#### Task to complete:
Spot each line in the records below where the word "JSON" occurs, then copy it.

==== Records supplied

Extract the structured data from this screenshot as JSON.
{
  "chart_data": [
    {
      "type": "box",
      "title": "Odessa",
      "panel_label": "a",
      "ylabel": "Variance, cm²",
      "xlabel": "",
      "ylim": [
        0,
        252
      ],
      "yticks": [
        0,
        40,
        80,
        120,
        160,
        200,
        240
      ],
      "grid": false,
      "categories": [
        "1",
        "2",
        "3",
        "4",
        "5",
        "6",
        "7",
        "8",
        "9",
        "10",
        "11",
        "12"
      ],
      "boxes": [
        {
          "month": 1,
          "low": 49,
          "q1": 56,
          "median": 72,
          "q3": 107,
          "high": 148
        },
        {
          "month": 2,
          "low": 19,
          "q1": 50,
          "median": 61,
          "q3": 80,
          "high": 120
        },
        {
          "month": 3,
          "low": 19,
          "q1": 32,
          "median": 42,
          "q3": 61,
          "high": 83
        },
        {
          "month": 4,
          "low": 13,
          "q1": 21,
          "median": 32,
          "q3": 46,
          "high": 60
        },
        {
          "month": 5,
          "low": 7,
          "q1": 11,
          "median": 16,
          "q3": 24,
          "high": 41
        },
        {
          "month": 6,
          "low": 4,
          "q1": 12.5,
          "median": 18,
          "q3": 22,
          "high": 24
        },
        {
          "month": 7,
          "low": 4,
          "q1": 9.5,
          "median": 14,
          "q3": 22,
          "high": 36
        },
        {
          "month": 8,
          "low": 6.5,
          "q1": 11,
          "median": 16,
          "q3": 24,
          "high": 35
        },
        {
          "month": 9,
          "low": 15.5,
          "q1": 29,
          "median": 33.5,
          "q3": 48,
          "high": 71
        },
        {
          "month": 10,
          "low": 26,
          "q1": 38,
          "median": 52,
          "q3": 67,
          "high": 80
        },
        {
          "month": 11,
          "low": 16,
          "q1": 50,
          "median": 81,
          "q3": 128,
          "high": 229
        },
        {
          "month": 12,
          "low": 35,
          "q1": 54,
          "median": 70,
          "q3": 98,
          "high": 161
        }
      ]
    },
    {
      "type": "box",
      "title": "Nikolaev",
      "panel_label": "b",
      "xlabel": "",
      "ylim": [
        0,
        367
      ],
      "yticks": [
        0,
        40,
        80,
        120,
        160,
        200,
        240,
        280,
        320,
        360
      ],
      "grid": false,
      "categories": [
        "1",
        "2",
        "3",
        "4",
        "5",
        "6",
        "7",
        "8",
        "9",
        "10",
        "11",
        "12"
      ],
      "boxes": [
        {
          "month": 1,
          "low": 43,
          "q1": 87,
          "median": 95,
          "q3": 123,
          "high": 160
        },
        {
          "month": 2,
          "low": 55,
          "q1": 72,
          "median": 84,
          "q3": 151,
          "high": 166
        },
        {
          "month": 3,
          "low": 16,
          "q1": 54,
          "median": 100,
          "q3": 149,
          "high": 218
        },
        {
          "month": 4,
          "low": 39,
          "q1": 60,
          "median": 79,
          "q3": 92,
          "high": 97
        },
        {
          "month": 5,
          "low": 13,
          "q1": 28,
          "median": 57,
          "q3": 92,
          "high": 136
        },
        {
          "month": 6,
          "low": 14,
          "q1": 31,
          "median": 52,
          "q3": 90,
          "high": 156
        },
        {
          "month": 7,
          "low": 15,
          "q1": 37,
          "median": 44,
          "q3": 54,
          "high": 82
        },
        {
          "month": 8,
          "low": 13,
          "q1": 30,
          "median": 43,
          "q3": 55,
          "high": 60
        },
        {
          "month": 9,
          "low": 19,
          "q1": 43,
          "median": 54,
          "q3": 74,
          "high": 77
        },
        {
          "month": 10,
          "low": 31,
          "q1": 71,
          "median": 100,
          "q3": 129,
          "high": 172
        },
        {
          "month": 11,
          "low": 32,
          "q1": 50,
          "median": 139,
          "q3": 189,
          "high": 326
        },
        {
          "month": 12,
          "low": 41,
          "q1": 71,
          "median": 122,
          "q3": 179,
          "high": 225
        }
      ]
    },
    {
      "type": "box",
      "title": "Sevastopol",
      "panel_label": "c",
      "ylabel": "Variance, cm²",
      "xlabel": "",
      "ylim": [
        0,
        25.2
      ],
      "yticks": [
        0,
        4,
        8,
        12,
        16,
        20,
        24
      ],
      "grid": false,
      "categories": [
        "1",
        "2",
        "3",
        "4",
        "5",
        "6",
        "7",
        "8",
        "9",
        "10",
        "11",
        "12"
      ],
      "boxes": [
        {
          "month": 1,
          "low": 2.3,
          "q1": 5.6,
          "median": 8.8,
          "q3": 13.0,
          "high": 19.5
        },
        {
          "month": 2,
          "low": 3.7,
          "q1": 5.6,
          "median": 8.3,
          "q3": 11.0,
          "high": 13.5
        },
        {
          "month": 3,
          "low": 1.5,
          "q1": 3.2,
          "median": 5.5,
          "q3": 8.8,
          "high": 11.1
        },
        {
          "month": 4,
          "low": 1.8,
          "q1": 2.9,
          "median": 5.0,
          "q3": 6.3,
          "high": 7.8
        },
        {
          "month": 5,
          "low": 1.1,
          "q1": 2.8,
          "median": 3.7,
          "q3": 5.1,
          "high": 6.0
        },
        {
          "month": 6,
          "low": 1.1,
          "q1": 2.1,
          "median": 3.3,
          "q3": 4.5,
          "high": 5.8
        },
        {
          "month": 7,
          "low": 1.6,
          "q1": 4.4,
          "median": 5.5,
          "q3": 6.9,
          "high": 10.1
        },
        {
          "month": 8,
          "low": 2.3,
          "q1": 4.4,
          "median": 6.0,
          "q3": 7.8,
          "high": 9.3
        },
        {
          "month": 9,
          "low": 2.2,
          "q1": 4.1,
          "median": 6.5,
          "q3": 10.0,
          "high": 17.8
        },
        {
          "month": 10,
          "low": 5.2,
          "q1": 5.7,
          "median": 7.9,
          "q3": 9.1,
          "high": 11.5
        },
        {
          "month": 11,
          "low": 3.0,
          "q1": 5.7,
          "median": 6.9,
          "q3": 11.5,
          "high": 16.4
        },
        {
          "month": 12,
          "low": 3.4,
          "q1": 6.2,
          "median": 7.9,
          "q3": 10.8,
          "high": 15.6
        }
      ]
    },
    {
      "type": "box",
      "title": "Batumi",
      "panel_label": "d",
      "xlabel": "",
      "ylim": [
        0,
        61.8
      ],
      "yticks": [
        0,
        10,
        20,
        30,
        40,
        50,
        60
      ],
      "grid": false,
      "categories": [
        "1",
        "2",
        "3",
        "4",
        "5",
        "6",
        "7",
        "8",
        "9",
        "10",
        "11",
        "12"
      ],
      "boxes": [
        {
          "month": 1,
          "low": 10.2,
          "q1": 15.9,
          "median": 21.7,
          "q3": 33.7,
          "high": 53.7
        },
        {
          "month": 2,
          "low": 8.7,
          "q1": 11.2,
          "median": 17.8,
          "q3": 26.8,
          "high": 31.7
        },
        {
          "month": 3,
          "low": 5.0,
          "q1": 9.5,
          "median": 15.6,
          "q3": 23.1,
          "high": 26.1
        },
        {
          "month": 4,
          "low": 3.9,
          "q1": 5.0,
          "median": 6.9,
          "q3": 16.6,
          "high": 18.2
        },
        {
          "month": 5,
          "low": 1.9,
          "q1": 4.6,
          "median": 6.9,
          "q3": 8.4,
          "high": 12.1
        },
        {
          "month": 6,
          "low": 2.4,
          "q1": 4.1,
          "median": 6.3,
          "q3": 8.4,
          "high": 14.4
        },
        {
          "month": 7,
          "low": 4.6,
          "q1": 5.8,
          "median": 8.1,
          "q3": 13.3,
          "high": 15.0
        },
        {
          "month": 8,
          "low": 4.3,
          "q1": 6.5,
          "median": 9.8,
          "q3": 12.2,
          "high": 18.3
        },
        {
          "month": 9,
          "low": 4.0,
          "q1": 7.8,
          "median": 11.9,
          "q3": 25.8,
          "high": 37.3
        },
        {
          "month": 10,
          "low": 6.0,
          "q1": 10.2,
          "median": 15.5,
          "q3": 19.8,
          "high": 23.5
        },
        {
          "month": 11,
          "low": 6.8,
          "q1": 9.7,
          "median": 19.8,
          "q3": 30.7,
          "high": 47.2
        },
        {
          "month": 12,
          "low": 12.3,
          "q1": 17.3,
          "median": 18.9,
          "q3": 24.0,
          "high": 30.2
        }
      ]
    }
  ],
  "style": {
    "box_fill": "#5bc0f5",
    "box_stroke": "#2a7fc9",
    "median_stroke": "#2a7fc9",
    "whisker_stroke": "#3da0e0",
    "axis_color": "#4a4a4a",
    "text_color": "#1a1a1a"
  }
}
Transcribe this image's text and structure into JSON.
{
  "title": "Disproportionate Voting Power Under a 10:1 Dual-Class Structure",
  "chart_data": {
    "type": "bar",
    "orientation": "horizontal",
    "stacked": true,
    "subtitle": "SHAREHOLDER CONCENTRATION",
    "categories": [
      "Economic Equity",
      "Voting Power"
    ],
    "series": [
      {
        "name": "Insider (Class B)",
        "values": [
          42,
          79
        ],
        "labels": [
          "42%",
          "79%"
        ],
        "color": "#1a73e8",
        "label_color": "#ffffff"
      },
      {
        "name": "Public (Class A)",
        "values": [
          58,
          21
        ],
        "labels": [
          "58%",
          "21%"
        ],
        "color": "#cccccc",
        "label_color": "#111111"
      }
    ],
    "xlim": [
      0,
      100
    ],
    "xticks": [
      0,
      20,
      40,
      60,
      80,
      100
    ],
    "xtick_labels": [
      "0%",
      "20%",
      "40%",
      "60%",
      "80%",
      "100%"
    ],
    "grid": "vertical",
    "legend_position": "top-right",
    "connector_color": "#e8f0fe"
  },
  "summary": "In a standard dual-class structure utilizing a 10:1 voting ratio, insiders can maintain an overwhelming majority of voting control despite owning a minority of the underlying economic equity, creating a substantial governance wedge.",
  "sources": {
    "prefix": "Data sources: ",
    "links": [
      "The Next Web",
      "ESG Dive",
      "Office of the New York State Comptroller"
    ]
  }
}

========

#### Exercise output:
Extract the structured data from this screenshot as JSON.
Transcribe this image's text and structure into JSON.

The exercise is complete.